───── Texto da página ─────

Mulher morre na sala de espera do hospital de Braga após três horas sem ser vista

Mulher morre na sala de espera do hospital de Braga após três horas sem ser vista
Leonor Riso 13 de setembro de 2021

Hospital alega que sintomas descritos pela doente não foram os relatados pelo seu filho, na reclamação. Porém, Entidade Reguladora da Saúde alerta que o tempo de espera previsto foi ultrapassado. Mulher morreu com um enfarte.


No dia 11 de março de 2020, uma mulher de 75 anos deu entrada no hospital de Braga acompanhada pelo filho. Depois da consulta de triagem, foi-lhe dada uma pulseira amarela, que indica uma situação urgente. Mas a mulher morreu três horas depois, com uma paragem cardiorrespiratória, sem ter sido vista. O seu caso é relatado nas deliberações emitidas no segundo trimestre de 2021 pela Entidade Reguladora da Saúde (ERS), publicadas esta segunda-feira, dia 13. 

A morte da mãe motivou uma reclamação feita pelo filho, em que este relata que a mãe deu entrada no serviço de urgência com suspeita de enfarte do miocárdio, tendo sido triada com pulseira amarela. Entrou cerca das 17h00 mas, às 19h25, altura em que caiu inanimada na sala de espera, ainda não tinha sido assistida. O óbito foi declarado às 20h04.

───── Conjunto de registos ─────

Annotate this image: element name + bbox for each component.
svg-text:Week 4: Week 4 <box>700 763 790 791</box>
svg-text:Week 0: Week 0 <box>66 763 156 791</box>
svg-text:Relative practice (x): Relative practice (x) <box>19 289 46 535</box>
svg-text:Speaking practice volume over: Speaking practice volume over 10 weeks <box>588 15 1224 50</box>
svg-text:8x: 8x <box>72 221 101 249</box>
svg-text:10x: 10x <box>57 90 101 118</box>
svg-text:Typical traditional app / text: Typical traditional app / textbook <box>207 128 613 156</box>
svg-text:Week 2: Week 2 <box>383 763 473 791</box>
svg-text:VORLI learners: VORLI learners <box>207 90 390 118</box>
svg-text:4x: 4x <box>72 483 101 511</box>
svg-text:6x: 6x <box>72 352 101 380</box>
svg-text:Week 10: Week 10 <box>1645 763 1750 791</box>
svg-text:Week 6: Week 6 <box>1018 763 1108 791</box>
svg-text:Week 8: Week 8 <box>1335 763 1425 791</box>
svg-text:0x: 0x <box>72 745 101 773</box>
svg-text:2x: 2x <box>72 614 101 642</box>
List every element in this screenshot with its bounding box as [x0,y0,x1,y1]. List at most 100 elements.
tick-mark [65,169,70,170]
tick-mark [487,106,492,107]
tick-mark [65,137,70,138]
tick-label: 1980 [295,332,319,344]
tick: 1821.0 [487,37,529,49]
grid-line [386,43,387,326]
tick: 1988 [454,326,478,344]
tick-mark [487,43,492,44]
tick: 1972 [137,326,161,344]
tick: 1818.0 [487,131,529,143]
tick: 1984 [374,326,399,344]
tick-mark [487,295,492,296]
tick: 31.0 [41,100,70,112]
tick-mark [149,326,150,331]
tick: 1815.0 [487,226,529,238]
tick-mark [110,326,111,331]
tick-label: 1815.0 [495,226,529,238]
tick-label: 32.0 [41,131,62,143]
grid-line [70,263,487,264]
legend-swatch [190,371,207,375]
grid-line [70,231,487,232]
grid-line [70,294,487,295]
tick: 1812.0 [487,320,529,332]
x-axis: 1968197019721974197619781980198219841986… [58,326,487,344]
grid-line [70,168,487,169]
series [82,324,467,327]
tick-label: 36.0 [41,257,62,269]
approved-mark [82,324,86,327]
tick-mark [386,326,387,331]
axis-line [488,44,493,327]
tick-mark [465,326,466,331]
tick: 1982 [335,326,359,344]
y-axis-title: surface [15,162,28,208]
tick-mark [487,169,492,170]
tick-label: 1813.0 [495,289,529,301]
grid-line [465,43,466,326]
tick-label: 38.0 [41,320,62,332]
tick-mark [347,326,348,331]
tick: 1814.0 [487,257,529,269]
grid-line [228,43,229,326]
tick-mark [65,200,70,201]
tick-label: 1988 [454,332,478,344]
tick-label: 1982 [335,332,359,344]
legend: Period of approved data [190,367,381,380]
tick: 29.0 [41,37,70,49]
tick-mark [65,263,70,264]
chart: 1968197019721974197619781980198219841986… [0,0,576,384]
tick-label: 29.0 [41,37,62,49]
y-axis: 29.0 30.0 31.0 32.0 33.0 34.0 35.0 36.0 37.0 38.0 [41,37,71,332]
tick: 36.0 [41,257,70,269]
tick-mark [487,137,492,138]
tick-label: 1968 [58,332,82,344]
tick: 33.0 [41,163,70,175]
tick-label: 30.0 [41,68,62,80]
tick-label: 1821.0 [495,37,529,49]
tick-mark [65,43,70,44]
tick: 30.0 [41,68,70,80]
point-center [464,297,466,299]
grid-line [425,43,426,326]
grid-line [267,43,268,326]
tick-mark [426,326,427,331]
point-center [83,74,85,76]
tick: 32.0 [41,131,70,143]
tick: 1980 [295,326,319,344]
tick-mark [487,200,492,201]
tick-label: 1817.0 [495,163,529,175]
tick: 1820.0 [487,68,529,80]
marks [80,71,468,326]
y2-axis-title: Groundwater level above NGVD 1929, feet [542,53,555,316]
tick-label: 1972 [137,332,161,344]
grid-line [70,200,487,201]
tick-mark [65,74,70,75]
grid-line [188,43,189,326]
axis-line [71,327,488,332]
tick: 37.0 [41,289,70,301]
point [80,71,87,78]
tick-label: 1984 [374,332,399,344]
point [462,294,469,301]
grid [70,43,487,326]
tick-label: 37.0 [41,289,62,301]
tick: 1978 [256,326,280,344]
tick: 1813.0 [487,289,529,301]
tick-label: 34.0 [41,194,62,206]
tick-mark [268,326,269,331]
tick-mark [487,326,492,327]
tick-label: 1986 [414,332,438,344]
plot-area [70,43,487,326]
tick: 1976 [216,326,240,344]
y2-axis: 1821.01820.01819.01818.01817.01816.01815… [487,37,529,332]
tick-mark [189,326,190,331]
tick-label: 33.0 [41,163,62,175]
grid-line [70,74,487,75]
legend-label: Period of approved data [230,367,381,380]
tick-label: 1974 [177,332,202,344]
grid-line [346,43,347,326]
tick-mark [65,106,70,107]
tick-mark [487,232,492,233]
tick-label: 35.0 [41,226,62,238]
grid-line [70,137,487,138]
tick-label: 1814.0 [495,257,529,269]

─────

Tarefa:
Como fica o trecho da notícia sobre a morte no hospital de Braga que abre com as palavras "Hospital alega que" e fecha com "segunda-feira, dia 13." se trocar "pulseira amarela" por "pulseira laranja"? Reescreva esse trecho por inteiro com a troca feita. A listagem é material à parte, sem ligação à notícia.

Resolução escrita:
Hospital alega que sintomas descritos pela doente não foram os relatados pelo seu filho, na reclamação. Porém, Entidade Reguladora da Saúde alerta que o tempo de espera previsto foi ultrapassado. Mulher morreu com um enfarte.


No dia 11 de março de 2020, uma mulher de 75 anos deu entrada no hospital de Braga acompanhada pelo filho. Depois da consulta de triagem, foi-lhe dada uma pulseira laranja, que indica uma situação urgente. Mas a mulher morreu três horas depois, com uma paragem cardiorrespiratória, sem ter sido vista. O seu caso é relatado nas deliberações emitidas no segundo trimestre de 2021 pela Entidade Reguladora da Saúde (ERS), publicadas esta segunda-feira, dia 13.